EXTRACT TO READ:
-------
171 West 57th Street, The Briarcliffe
by Tom Miller
Charles K. Eagle and his wife, the former Thecla Jensen, lived in the Rodin Studios at 200 West 57th Street in 1919. The two-year-old building contained large apartments that were flooded with natural light. But it did not have outdoor space—something the Eagles were passionate about. An article in The New York Times on June 15, 1924, quoted Charles Eagle as saying, “My wife and I have always loved the country and growing things, flowers and birds. Why should we have to leave town in search of things that made us happy?”
To remedy the situation, Eagle acquired the property abutting the Rodin Studios at the northeast corner of 57th Street and Seventh Avenue and hired the architectural firm of Warren & Wetmore to design a 13-story apartment building on the site. The Briarcliffe was completed in 1922. The entrance within the otherwise stoic two-story base featured a carved festoon that dripped delicate bellflowers and two bas-relief cameos that were encircled by carved fronds. Like the base, Warren & Wetmore’s brick-faced upper floors were nearly free of decoration except a stone balcony on the 57th Street side and two panels with swags.
An advertisement in March 1922 offered apartments “of 6 & 7 Rooms, 3 baths,” noting, “large light rooms, unusual closet space, and every modern appointment.” Rentals started at $5,000 per year—about $7,500 a month in 2024 terms.
One apartment stood out. Charles and Thecla Eagle’s 10-room, 6,000-square-foot penthouse had a ballroom-sized “solarium” with three doors that led to the 2,000-square-foot terrace. There were three bedrooms, a tearoom, a morning room, and a private gymnasium. (The New York Times described the gymnasium as being “an exceptionally well equipped one,” the walls of which were “decorated with trophies of the hunts [Eagle] had made.”
Charles Eagle had steel beams installed to support the tons of soil necessary for their garden. When completed, it had Japanese pines, flower beds, a fountain and pond with speckled trout, birdhouses, and live pheasants and squirrels.
It was the Eagles’ terrace however, that impressed. Charles Eagle had steel beams installed to support the tons of soil necessary for their garden. When completed, it had Japanese pines, flower beds, a fountain and pond with speckled trout, birdhouses, and live pheasants and squirrels. Eagle told a New York Times reporter they conceived of the rooftop Eden while traveling. “When we were last in California, we dreamed a dream,” he said.
The ground-floor shop became home to Thecla Eagle’s cosmetic shop, Salon Tecla. (She, perhaps, dropped the “h” to ensure the correct pronunciation of the name.) Her creams and lotions were handsomely packaged with the name “Tecla.” Unfortunately, there was already a cosmetics manufacturer, The Tecla Corporation, that owned the copyright to the label. In June 1925, Thecla Eagle was sued.
It may have been the lawsuit that led to Thecla Eagle’s nervous breakdown. A live-in nurse, “Miss Marcellus,” was hired to care for her. The suit may also have been responsible for her husband, Charles’s selling the Briarcliff in August 1928 (although The New York Times said, “his business affairs were flourishing”). A few weeks after selling the building, at 11:00 on September 1, Eagle bid his wife good night. Thecla later recalled that when he came into her room, “he asked about her condition and told her not to worry.” He then went to his bedroom.
-------
WORK TO COMPLETE:
- 1) In the Briarcliffe article, which architectural firm did Charles Eagle hire to design the building?
- 2) Please reproduce the stretch of the Briarcliffe article from "It was the Eagles’" through "Eagle was sued.".
Base your answers solely on the Briarcliffe article.

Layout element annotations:
-------
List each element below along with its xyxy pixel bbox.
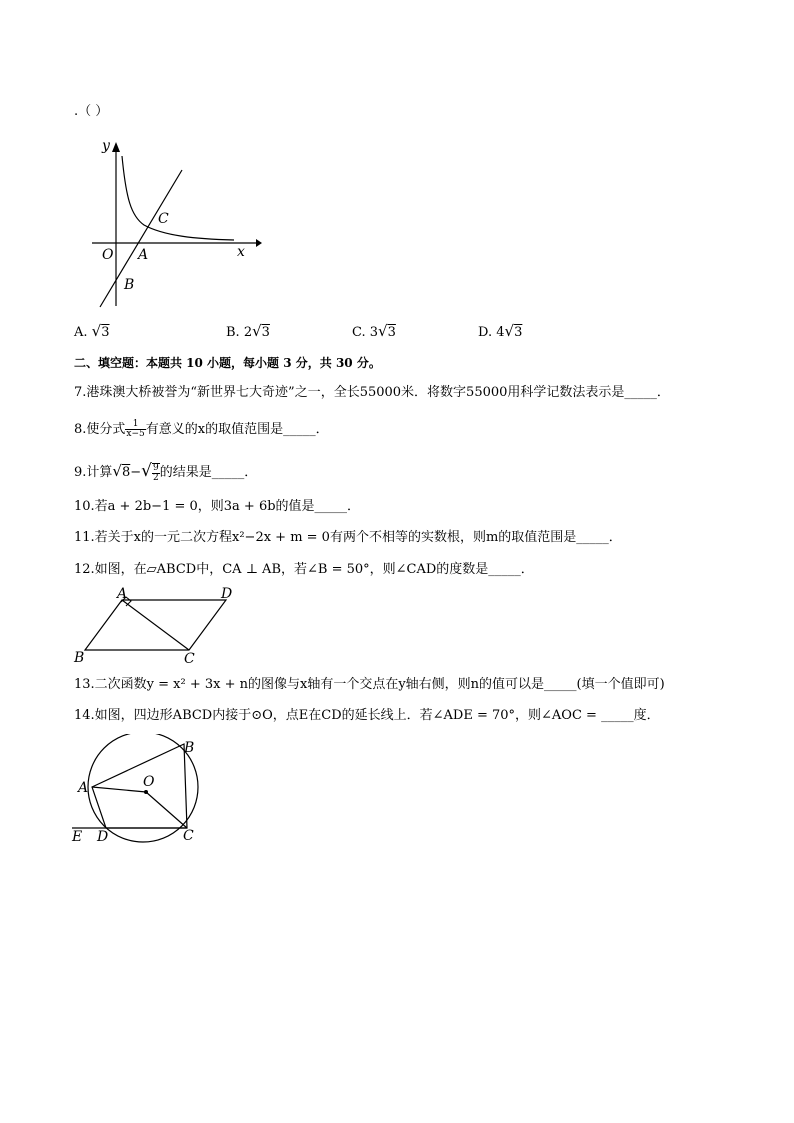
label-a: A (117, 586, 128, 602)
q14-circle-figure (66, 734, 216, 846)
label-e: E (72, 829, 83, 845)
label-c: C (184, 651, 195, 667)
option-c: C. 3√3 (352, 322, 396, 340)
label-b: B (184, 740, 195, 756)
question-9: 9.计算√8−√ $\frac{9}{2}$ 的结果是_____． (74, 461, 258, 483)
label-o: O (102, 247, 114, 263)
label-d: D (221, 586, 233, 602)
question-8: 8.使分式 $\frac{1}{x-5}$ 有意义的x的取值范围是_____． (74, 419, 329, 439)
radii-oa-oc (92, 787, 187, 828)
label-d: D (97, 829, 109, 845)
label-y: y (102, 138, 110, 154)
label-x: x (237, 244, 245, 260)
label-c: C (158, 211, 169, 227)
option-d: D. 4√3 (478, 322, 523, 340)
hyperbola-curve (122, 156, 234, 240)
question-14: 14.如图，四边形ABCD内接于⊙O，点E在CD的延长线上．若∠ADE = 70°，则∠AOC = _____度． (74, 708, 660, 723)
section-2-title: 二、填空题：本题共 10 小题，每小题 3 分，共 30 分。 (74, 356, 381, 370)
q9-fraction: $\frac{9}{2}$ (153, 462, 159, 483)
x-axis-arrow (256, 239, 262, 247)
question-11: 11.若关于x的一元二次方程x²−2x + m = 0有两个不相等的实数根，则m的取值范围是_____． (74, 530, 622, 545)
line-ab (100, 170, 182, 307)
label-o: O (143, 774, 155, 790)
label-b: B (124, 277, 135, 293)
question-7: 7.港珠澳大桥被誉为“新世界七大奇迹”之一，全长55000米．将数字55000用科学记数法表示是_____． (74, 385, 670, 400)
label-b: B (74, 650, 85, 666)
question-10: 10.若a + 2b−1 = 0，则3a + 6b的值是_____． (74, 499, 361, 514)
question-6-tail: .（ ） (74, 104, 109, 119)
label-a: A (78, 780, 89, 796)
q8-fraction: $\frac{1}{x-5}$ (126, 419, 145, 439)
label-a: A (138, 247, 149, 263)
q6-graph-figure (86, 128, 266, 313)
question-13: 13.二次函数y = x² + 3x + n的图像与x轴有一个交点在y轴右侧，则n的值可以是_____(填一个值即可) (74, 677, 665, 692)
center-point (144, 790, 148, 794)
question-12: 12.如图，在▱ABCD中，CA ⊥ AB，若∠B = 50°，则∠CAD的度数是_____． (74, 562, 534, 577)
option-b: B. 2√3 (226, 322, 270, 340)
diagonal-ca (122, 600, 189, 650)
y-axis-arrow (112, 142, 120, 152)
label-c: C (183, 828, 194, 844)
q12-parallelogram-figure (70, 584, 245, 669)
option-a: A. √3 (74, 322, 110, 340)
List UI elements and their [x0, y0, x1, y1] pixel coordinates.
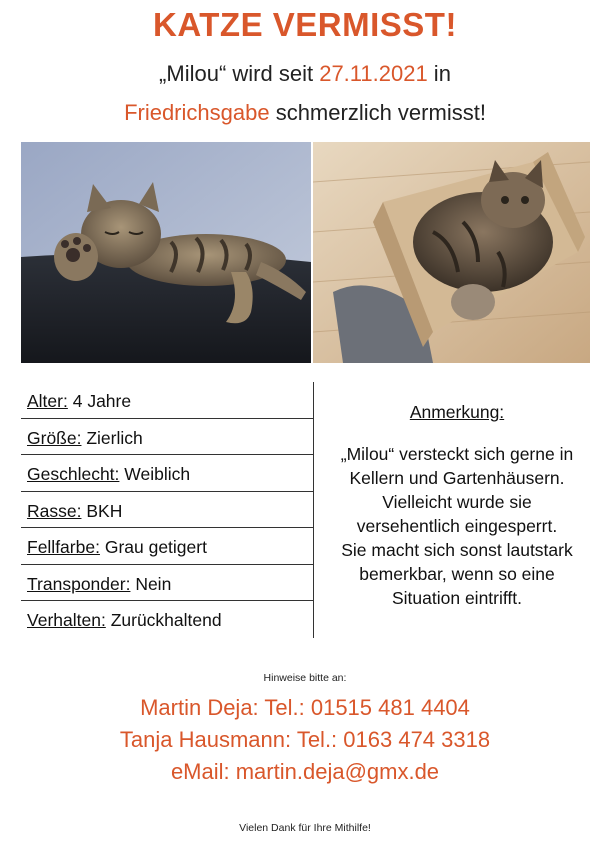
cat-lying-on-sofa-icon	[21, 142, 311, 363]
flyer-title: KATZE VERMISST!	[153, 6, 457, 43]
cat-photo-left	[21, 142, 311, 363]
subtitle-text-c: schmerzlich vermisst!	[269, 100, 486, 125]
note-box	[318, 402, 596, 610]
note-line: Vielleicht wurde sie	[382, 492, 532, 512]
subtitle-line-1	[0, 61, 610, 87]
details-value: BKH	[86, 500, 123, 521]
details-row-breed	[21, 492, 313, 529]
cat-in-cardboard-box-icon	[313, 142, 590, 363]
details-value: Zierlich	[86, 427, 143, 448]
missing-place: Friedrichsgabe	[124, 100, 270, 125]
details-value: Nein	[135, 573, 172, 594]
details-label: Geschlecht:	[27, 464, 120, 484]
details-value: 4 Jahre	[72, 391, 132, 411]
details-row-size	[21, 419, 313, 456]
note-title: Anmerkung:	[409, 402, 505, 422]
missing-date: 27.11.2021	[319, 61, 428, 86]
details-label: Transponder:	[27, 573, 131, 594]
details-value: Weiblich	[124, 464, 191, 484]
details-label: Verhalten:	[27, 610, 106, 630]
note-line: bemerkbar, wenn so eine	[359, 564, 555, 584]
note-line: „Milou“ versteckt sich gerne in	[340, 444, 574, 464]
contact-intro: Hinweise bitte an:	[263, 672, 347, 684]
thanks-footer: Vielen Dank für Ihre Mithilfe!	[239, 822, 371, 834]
-------
SOLUTIONS TO EACH TASK:
- 1) Warren & Wetmore

- 2)
It was the Eagles’ terrace however, that impressed. Charles Eagle had steel beams installed to support the tons of soil necessary for their garden. When completed, it had Japanese pines, flower beds, a fountain and pond with speckled trout, birdhouses, and live pheasants and squirrels. Eagle told a New York Times reporter they conceived of the rooftop Eden while traveling. “When we were last in California, we dreamed a dream,” he said.
The ground-floor shop became home to Thecla Eagle’s cosmetic shop, Salon Tecla. (She, perhaps, dropped the “h” to ensure the correct pronunciation of the name.) Her creams and lotions were handsomely packaged with the name “Tecla.” Unfortunately, there was already a cosmetics manufacturer, The Tecla Corporation, that owned the copyright to the label. In June 1925, Thecla Eagle was sued.